* TASK INSTRUCTIONS
Pick out the lines below with "name" and list them.

* DATA PROVIDED
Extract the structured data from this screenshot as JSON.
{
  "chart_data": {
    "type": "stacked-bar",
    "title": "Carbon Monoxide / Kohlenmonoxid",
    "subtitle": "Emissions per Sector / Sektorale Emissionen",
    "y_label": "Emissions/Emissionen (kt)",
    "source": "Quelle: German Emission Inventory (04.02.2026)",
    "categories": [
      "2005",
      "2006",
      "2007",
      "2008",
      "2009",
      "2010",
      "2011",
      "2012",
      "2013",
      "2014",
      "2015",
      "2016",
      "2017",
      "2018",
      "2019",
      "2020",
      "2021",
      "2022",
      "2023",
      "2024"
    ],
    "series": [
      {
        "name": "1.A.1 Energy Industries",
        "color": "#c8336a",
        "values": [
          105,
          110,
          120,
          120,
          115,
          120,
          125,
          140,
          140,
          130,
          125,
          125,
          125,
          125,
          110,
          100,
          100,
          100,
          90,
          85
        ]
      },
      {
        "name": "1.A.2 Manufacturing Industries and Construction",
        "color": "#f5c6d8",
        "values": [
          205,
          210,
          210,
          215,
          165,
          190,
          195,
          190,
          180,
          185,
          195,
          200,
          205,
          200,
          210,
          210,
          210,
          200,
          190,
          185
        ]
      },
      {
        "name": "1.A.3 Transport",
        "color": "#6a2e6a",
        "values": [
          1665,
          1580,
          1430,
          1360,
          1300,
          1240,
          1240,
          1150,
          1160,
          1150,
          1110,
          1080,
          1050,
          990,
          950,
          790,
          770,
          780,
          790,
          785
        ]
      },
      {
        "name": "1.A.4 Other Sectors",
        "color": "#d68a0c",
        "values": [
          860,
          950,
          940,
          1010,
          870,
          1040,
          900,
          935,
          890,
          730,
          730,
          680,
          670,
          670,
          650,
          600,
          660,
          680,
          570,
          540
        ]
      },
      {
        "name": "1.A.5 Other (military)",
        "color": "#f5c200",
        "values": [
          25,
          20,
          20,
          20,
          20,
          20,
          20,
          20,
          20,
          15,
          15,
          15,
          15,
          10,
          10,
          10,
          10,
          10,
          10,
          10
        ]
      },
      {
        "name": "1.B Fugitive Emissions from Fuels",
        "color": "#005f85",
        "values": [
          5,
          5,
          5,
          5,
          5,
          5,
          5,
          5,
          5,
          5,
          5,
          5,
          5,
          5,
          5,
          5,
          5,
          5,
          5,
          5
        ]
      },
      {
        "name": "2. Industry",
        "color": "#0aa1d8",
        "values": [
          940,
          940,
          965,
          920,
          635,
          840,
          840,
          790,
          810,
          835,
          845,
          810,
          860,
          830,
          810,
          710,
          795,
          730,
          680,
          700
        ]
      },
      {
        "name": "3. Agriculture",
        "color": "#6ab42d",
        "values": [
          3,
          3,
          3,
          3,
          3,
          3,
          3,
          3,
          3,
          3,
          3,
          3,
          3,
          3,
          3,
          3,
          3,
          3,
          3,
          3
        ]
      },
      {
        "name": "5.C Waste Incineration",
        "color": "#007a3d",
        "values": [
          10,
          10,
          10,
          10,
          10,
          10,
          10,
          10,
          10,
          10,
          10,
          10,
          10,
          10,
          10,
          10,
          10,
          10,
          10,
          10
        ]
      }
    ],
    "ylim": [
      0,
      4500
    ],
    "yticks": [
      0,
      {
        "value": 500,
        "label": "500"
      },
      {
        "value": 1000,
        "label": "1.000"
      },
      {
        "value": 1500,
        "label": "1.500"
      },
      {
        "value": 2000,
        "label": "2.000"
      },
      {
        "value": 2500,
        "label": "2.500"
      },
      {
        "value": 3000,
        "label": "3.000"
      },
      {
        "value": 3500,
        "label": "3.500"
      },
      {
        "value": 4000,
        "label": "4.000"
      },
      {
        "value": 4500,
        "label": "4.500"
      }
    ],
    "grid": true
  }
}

* EXERCISE OUTPUT
        "name": "1.A.1 Energy Industries",
        "name": "1.A.2 Manufacturing Industries and Construction",
        "name": "1.A.3 Transport",
        "name": "1.A.4 Other Sectors",
        "name": "1.A.5 Other (military)",
        "name": "1.B Fugitive Emissions from Fuels",
        "name": "2. Industry",
        "name": "3. Agriculture",
        "name": "5.C Waste Incineration",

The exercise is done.